> What to do
Check each line of the records for "title"; collect those that have it.

═══ Provided data ═══

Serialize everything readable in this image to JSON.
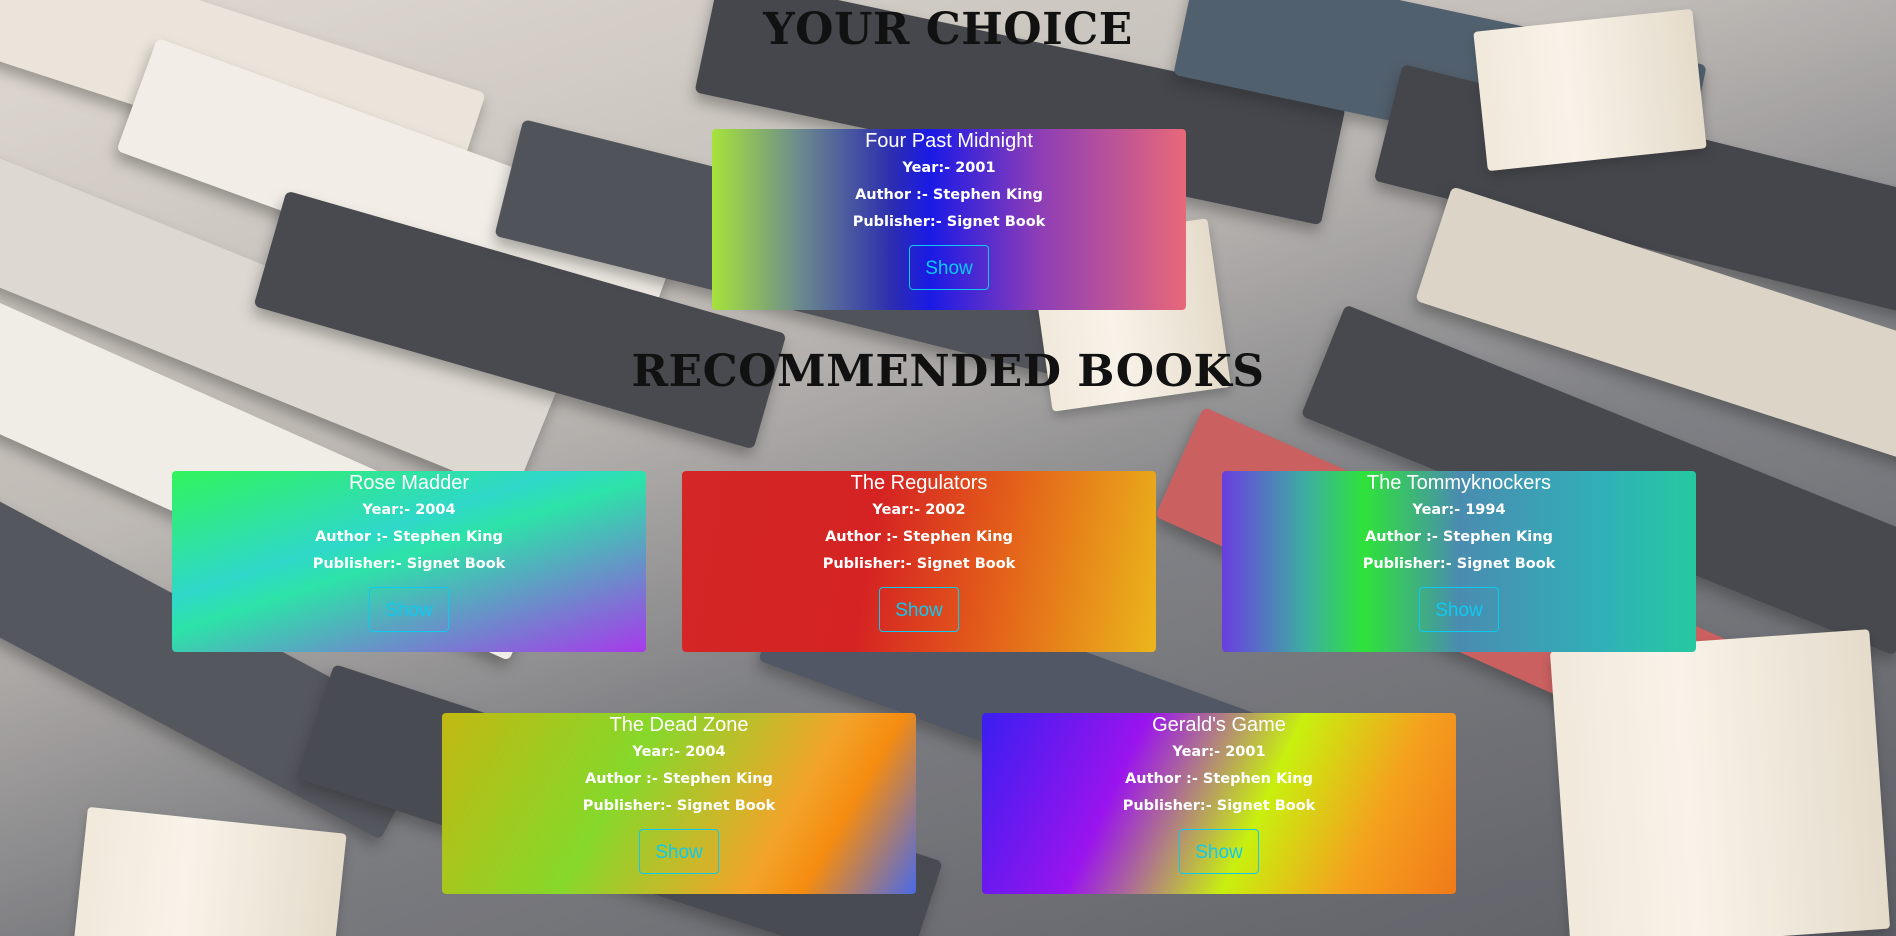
{
  "headings": {
    "your_choice": "YOUR CHOICE",
    "recommended": "RECOMMENDED BOOKS"
  },
  "labels": {
    "year_prefix": "Year:-",
    "author_prefix": "Author :-",
    "publisher_prefix": "Publisher:-"
  },
  "choice": {
    "title": "Four Past Midnight",
    "year": "Year:- 2001",
    "author": "Author :- Stephen King",
    "publisher": "Publisher:- Signet Book",
    "button": "Show"
  },
  "recommended": [
    {
      "title": "Rose Madder",
      "year": "Year:- 2004",
      "author": "Author :- Stephen King",
      "publisher": "Publisher:- Signet Book",
      "button": "Show"
    },
    {
      "title": "The Regulators",
      "year": "Year:- 2002",
      "author": "Author :- Stephen King",
      "publisher": "Publisher:- Signet Book",
      "button": "Show"
    },
    {
      "title": "The Tommyknockers",
      "year": "Year:- 1994",
      "author": "Author :- Stephen King",
      "publisher": "Publisher:- Signet Book",
      "button": "Show"
    },
    {
      "title": "The Dead Zone",
      "year": "Year:- 2004",
      "author": "Author :- Stephen King",
      "publisher": "Publisher:- Signet Book",
      "button": "Show"
    },
    {
      "title": "Gerald's Game",
      "year": "Year:- 2001",
      "author": "Author :- Stephen King",
      "publisher": "Publisher:- Signet Book",
      "button": "Show"
    }
  ],
  "colors": {
    "button_accent": "#0dcaf0",
    "heading_text": "#111111",
    "card_text": "#ffffff"
  }
}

═══

> Task answer
    "title": "Four Past Midnight",
      "title": "Rose Madder",
      "title": "The Regulators",
      "title": "The Tommyknockers",
      "title": "The Dead Zone",
      "title": "Gerald's Game",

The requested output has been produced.